本文:
「津波警報=避難指示」だけなら避難情報なんていらない? トンガ沖噴火から考える「避難情報廃止論」
今年1月15日。南太平洋・トンガ諸島にある「フンガトンガ・ハーパイ」と呼ばれる海底火山で大噴火が発生しました。この噴火の影響で、日本でも潮位の変化を観測。通常の津波とは違う現象でしたが、気象庁は津波警報・注意報の仕組みを用いて、国民に注意を呼びかけました。 【写真】津波警報を“目的外利用” 気象庁の決断は何が良かったのか?(前編) 災害情報に詳しい東洋大学理工学部の及川康教授(災害社会工学)は「気象庁は、津波警報のしくみをいわば“目的外利用”し、国民と『危機感と不安感』を共有しようとした」と指摘し、その決断を高く評価します。 実際、気象庁の長谷川直之長官は噴火の4日後の定例記者会見で「潮位変化がどういった現象によるものかは不明だったが、みなさんに安全の確保と警戒を呼びかける必要があった。そのため、津波警報のしくみを使って呼びかけることにした」と振り返っています。 及川教授は、このような一連の気象庁の行動は、自治体が避難情報(避難指示など)を発表する時の大きなヒントになると考えているようです。及川教授に寄稿してもらいました。

課題の内容: トンガ沖噴火と避難情報をめぐる本文を、最後の文の後から書き継いでください。 次のリストは、本文とは関係のない別の資料です。

データ抜粋:

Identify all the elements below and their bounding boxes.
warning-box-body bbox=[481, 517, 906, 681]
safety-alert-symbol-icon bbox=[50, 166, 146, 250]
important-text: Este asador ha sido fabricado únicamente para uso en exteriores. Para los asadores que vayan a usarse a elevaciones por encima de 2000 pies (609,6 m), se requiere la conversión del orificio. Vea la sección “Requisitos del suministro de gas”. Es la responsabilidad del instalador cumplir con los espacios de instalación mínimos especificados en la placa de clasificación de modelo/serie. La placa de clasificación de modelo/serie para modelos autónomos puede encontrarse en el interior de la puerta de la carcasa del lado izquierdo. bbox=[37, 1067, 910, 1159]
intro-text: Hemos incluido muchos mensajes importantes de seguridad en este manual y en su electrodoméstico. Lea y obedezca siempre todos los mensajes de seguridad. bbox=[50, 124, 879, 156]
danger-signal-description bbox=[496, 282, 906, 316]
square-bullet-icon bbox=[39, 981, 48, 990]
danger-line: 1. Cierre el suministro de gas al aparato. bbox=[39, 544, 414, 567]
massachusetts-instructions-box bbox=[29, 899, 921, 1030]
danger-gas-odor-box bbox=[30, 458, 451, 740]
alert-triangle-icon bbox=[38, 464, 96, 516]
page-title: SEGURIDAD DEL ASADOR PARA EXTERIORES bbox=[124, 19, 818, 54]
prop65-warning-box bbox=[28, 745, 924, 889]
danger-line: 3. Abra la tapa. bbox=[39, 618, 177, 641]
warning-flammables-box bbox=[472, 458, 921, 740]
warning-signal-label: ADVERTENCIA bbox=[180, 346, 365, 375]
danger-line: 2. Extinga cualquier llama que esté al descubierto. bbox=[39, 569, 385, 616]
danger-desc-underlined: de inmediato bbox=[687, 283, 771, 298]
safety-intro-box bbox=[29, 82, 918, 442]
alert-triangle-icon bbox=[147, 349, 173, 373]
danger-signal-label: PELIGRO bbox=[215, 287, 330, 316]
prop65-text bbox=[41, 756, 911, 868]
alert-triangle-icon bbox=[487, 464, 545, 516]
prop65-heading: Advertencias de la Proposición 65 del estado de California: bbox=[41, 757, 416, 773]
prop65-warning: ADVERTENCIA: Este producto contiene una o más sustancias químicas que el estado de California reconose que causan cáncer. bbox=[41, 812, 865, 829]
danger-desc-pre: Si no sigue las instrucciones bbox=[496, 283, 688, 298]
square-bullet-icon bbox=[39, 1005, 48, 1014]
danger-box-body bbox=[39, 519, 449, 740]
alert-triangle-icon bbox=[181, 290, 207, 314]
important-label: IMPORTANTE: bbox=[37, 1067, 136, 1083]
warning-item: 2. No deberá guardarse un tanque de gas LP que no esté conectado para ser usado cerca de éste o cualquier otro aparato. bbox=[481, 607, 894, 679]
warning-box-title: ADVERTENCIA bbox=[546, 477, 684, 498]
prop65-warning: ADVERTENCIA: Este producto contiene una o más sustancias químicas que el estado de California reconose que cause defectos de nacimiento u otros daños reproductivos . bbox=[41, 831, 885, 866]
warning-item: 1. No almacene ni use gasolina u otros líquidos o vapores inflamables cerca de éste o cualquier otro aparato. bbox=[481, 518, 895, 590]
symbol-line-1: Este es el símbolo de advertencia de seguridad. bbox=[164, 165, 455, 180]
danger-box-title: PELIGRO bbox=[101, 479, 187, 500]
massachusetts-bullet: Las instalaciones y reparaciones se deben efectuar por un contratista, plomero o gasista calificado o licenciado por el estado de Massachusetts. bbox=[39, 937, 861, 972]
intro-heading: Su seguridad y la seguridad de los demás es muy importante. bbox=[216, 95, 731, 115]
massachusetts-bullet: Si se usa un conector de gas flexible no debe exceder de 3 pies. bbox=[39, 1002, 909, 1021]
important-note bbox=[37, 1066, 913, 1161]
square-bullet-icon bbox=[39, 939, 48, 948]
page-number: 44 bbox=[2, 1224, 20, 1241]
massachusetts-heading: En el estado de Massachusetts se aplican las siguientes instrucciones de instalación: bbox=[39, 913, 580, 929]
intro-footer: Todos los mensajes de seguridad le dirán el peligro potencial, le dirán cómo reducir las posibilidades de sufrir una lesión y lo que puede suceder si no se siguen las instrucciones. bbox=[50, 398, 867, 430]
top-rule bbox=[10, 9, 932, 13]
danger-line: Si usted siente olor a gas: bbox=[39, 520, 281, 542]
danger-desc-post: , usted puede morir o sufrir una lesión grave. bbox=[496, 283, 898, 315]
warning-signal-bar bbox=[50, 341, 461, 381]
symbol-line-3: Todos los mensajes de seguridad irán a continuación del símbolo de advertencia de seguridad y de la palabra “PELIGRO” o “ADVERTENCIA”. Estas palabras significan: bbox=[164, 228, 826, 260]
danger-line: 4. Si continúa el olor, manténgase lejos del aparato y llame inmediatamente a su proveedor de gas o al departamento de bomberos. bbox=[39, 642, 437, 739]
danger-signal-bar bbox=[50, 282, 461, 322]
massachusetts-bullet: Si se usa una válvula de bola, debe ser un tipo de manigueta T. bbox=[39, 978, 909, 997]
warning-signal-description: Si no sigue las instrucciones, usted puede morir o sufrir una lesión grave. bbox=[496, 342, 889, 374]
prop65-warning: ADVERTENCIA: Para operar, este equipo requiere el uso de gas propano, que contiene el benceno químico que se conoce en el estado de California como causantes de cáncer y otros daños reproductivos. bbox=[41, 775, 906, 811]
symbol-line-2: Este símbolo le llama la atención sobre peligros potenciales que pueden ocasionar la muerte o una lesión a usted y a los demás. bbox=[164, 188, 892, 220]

回答:
自治体はどうだったのか?
気象庁は自らが抱いた「危機感と不安感」を、津波情報を“目的外利用”することで国民と共有しようとした。それでは、自治体はどうだったのだろうか。 気象庁が発表した津波情報を受けて、その影響を受け得る地域住民に避難情報(避難指示および高齢者避難)を発表した自治体が、すべてではなかったにせよ、ほとんどであった。 避難情報の発表とともに避難所が開設されるわけだが、その避難所に避難した住民の数は、奄美群島などを除く地域では、概して少なかったようだ。真夜中の避難だったことも影響しただろう。新型コロナウイルス感染拡大の状況下で密をさける分散避難が徹底されたのかもしれない。 避難とは、あくまでも「難を避けること」であり、避難所にいくことだけが避難ではないので、避難所に避難した住民の数に一喜一憂するのは適当ではない。安全を確保したうえで、避難所ではない場所でその時間を過ごした住民は、(正確にカウントするのは難しいが)もっといたはずだ、と願いたい。